Page excerpt —
[Start of Attachment]

You may have heard the term “fracking” used in relation to a new source of energy, but you aren’t sure exactly what it is — or more importantly, whether fracking is good or bad. So let’s take a closer look at fracking and its pros and cons as an energy source here in the United States.
Fracking is short for hydraulic fracturing. This is not a new source of energy; rather, it is a new way of extracting natural gas out of shale rock formations located deep underground. Horizontal and vertical shafts are drilled deep into the ground that are used to pump fluids into the shale at high pressure, which fractures the shale and releases the methane gas that’s trapped in tiny pockets in the shale. The gas then flows to the surface through the vertical shafts.
The amount of natural gas extracted from shale rock via fracking has risen from almost none in 2000 to about 250 billion cubic meters in 2013. Fracking has really exploded over the past six years — only about 50 billion cubic meters of natural gas were extracted via fracking as recently as 2008. More than one-third of the natural gas that is burned in the U.S. is now extracted via fracking.
Some energy experts believe that there is enough natural gas locked in shale rock formations deep underground in the U.S. to make us not only energy independent, but a net exporter of natural gas, in the near future. (The largest reserves are found in the Green River Formation that spans parts of Colorado, Wyoming and Utah.) Becoming less energy dependent on unstable countries in the Middle East and South America, not to mention Russia, could reap huge benefits for the U.S. in many different areas.
In addition, natural gas is a much cleaner energy source than coal, releasing far fewer carbon emissions into the atmosphere. In fact, net carbon emissions in the U.S. have actually been falling in recent years. The U.S. Energy Information Administration estimates that about half of this reduction in carbon emissions is attributable to the replacement of coal burning with shale gas to produce electrical energy.

[End of Attachment]

Extracted records —
[Start of Attachment]

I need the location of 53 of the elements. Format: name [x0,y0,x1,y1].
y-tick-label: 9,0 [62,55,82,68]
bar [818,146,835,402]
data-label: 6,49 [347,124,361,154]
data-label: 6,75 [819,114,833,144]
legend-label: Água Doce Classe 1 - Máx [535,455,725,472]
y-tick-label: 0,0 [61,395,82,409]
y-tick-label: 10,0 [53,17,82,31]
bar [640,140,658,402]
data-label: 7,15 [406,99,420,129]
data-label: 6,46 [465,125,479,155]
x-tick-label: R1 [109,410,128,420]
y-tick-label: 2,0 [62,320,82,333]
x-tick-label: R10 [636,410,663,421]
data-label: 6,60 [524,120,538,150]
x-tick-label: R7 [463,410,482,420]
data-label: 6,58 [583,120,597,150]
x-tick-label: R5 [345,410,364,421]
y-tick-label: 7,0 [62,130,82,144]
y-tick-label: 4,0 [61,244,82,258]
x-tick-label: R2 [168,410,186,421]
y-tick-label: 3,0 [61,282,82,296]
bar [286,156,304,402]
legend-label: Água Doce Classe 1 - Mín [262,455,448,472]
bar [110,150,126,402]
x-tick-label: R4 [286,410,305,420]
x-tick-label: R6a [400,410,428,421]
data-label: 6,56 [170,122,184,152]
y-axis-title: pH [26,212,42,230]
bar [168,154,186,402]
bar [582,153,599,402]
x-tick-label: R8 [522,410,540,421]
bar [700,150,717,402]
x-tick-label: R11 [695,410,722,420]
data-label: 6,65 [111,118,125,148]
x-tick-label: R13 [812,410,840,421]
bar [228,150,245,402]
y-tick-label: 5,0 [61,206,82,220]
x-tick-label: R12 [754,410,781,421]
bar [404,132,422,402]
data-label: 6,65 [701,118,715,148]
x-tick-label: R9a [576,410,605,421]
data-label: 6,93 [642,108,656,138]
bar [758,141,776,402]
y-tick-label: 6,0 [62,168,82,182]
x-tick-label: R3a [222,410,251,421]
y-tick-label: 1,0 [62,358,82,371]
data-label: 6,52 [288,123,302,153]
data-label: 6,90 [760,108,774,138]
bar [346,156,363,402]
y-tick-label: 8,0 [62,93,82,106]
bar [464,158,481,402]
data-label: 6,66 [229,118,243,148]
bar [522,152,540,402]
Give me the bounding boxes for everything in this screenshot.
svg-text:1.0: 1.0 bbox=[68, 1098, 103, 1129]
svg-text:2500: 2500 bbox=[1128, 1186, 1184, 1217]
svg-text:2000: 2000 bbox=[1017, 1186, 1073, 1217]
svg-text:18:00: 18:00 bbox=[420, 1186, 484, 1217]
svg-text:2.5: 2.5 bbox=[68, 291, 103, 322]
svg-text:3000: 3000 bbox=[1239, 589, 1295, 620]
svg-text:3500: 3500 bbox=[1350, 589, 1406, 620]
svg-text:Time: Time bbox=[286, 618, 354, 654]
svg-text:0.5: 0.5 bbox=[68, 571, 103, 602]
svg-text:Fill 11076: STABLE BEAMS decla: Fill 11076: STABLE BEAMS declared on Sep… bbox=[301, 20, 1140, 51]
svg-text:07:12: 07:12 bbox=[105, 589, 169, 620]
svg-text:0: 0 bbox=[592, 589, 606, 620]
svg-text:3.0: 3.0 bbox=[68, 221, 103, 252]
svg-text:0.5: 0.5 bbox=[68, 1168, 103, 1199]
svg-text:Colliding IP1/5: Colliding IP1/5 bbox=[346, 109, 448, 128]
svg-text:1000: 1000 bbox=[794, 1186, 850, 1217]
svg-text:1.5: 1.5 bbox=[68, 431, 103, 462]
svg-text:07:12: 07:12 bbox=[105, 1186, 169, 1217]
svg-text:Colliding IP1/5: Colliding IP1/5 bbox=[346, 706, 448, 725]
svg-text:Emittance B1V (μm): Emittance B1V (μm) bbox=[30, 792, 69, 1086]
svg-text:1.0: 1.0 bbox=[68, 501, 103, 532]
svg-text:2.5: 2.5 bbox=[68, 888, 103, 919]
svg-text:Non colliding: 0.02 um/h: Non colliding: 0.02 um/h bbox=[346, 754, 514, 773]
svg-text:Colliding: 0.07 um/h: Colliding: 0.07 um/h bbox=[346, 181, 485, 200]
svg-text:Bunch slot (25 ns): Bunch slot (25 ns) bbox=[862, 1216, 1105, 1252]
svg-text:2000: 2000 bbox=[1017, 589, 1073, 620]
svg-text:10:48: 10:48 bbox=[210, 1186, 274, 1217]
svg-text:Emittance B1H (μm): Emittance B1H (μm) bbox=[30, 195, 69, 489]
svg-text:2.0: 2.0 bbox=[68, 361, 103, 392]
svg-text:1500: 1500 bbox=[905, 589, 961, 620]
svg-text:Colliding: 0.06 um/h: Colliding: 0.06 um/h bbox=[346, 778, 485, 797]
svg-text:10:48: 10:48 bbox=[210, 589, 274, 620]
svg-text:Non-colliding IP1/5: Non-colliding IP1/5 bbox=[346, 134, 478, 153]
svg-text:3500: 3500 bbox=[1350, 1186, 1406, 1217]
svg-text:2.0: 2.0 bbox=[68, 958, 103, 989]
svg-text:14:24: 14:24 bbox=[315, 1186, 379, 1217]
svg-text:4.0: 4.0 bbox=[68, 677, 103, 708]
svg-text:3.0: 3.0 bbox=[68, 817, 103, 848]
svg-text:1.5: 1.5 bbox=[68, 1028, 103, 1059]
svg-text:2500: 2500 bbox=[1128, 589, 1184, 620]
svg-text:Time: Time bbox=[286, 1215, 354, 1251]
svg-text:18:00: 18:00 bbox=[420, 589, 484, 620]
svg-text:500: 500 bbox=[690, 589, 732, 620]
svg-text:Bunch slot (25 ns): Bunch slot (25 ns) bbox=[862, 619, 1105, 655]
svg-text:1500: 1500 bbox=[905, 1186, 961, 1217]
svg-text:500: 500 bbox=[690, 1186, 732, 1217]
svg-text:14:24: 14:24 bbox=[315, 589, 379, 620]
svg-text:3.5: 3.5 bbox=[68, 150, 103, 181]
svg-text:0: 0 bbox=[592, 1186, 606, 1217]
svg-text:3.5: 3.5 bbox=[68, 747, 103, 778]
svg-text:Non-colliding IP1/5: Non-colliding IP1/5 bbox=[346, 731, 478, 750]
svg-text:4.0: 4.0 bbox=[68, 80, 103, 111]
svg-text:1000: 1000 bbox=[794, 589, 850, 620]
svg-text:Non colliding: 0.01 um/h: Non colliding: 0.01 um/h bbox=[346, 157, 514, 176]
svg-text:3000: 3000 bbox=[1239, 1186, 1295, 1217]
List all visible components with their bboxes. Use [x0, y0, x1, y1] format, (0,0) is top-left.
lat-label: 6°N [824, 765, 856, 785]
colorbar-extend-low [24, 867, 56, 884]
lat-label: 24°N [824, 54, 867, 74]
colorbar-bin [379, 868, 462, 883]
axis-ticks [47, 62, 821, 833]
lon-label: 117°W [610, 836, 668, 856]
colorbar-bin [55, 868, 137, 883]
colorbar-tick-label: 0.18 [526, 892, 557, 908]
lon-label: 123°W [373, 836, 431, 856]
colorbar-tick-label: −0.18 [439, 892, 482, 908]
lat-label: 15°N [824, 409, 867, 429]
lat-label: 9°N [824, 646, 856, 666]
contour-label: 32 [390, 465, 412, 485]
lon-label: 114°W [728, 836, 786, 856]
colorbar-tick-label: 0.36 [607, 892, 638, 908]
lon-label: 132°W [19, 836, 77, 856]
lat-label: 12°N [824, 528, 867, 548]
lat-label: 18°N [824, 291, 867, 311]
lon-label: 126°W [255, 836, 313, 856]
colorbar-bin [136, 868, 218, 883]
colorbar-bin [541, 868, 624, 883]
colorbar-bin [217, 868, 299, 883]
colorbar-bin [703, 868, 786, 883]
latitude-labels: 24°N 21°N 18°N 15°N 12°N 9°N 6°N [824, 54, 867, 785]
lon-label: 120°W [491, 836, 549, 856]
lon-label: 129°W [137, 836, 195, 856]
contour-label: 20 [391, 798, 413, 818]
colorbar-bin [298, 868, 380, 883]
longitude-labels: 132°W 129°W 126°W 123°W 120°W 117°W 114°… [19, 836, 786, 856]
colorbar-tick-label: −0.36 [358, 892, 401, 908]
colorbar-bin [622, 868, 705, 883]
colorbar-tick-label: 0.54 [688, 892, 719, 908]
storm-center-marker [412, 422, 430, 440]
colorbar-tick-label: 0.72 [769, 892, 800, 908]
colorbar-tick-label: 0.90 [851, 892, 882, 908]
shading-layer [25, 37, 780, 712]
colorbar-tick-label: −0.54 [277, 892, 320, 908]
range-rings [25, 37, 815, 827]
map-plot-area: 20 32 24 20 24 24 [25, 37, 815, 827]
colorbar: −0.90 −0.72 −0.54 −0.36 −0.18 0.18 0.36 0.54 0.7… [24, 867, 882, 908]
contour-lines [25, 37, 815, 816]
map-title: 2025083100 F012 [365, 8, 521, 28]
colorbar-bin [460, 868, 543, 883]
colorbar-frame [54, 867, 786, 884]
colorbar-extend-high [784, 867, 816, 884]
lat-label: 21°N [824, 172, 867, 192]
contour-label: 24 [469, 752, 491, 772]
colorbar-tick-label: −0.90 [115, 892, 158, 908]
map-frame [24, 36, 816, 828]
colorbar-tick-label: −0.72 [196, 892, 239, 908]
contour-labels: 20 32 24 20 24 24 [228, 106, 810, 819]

[End of Attachment]

Required tasks —
**A)** In the fracking text, change the part that opens with the words containing "Fracking is short" and closes with "extracted via fracking.", swapping "natural gas" for "shale gas" wherever it occurs.
**B)** Answer these questions from the fracking text.
(i) What is "fracking" short for?
(ii) About how much natural gas was extracted from shale rock via fracking in 2013?
(iii) Where are the largest reserves found?
These rows come from a separate source.

Answers by item number —
**A)**
Fracking is short for hydraulic fracturing. This is not a new source of energy; rather, it is a new way of extracting shale gas out of shale rock formations located deep underground. Horizontal and vertical shafts are drilled deep into the ground that are used to pump fluids into the shale at high pressure, which fractures the shale and releases the methane gas that’s trapped in tiny pockets in the shale. The gas then flows to the surface through the vertical shafts.
The amount of shale gas extracted from shale rock via fracking has risen from almost none in 2000 to about 250 billion cubic meters in 2013. Fracking has really exploded over the past six years — only about 50 billion cubic meters of shale gas were extracted via fracking as recently as 2008. More than one-third of the shale gas that is burned in the U.S. is now extracted via fracking.

**B)**
(i) Hydraulic fracturing.
(ii) About 250 billion cubic meters.
(iii) In the Green River Formation, which spans parts of Colorado, Wyoming and Utah.